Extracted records
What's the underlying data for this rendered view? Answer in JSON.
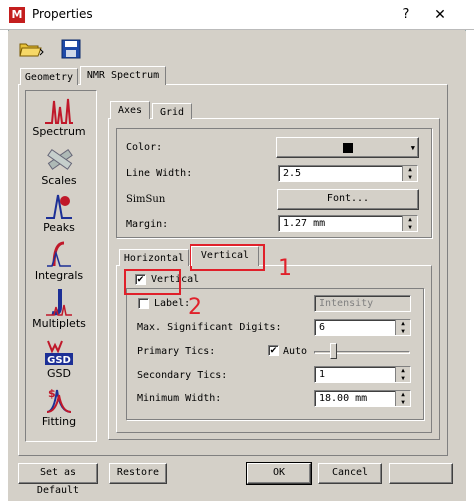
{
  "window": {
    "title": "Properties",
    "help_glyph": "?",
    "close_glyph": "✕",
    "app_icon_glyph": "M"
  },
  "top_tabs": [
    {
      "label": "Geometry"
    },
    {
      "label": "NMR Spectrum"
    }
  ],
  "sidebar": {
    "items": [
      {
        "label": "Spectrum"
      },
      {
        "label": "Scales"
      },
      {
        "label": "Peaks"
      },
      {
        "label": "Integrals"
      },
      {
        "label": "Multiplets"
      },
      {
        "label": "GSD"
      },
      {
        "label": "Fitting"
      }
    ]
  },
  "axes_tabs": [
    {
      "label": "Axes"
    },
    {
      "label": "Grid"
    }
  ],
  "axes": {
    "color_label": "Color:",
    "line_width_label": "Line Width:",
    "line_width_value": "2.5",
    "font_name": "SimSun",
    "font_button": "Font...",
    "margin_label": "Margin:",
    "margin_value": "1.27 mm"
  },
  "orientation_tabs": [
    {
      "label": "Horizontal"
    },
    {
      "label": "Vertical"
    }
  ],
  "vertical": {
    "vertical_check_label": "Vertical",
    "label_check_label": "Label:",
    "label_placeholder": "Intensity",
    "max_digits_label": "Max. Significant Digits:",
    "max_digits_value": "6",
    "primary_tics_label": "Primary Tics:",
    "auto_label": "Auto",
    "secondary_tics_label": "Secondary Tics:",
    "secondary_tics_value": "1",
    "min_width_label": "Minimum Width:",
    "min_width_value": "18.00 mm"
  },
  "annotations": {
    "one": "1",
    "two": "2"
  },
  "footer": {
    "set_default": "Set as Default",
    "restore": "Restore",
    "ok": "OK",
    "cancel": "Cancel"
  },
  "colors": {
    "accent_red": "#e0202a",
    "dialog_bg": "#d4d0c8",
    "swatch": "#000000"
  }
}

:: The task ::
Go through the listing above and write it out again exactly, dropping the pictures.

:: The output ::
What's the underlying data for this rendered view? Answer in JSON.
{
  "window": {
    "title": "Properties",
    "help_glyph": "?",
    "close_glyph": "✕",
    "app_icon_glyph": "M"
  },
  "top_tabs": [
    {
      "label": "Geometry"
    },
    {
      "label": "NMR Spectrum"
    }
  ],
  "sidebar": {
    "items": [
      {
        "label": "Spectrum"
      },
      {
        "label": "Scales"
      },
      {
        "label": "Peaks"
      },
      {
        "label": "Integrals"
      },
      {
        "label": "Multiplets"
      },
      {
        "label": "GSD"
      },
      {
        "label": "Fitting"
      }
    ]
  },
  "axes_tabs": [
    {
      "label": "Axes"
    },
    {
      "label": "Grid"
    }
  ],
  "axes": {
    "color_label": "Color:",
    "line_width_label": "Line Width:",
    "line_width_value": "2.5",
    "font_name": "SimSun",
    "font_button": "Font...",
    "margin_label": "Margin:",
    "margin_value": "1.27 mm"
  },
  "orientation_tabs": [
    {
      "label": "Horizontal"
    },
    {
      "label": "Vertical"
    }
  ],
  "vertical": {
    "vertical_check_label": "Vertical",
    "label_check_label": "Label:",
    "label_placeholder": "Intensity",
    "max_digits_label": "Max. Significant Digits:",
    "max_digits_value": "6",
    "primary_tics_label": "Primary Tics:",
    "auto_label": "Auto",
    "secondary_tics_label": "Secondary Tics:",
    "secondary_tics_value": "1",
    "min_width_label": "Minimum Width:",
    "min_width_value": "18.00 mm"
  },
  "annotations": {
    "one": "1",
    "two": "2"
  },
  "footer": {
    "set_default": "Set as Default",
    "restore": "Restore",
    "ok": "OK",
    "cancel": "Cancel"
  },
  "colors": {
    "accent_red": "#e0202a",
    "dialog_bg": "#d4d0c8",
    "swatch": "#000000"
  }
}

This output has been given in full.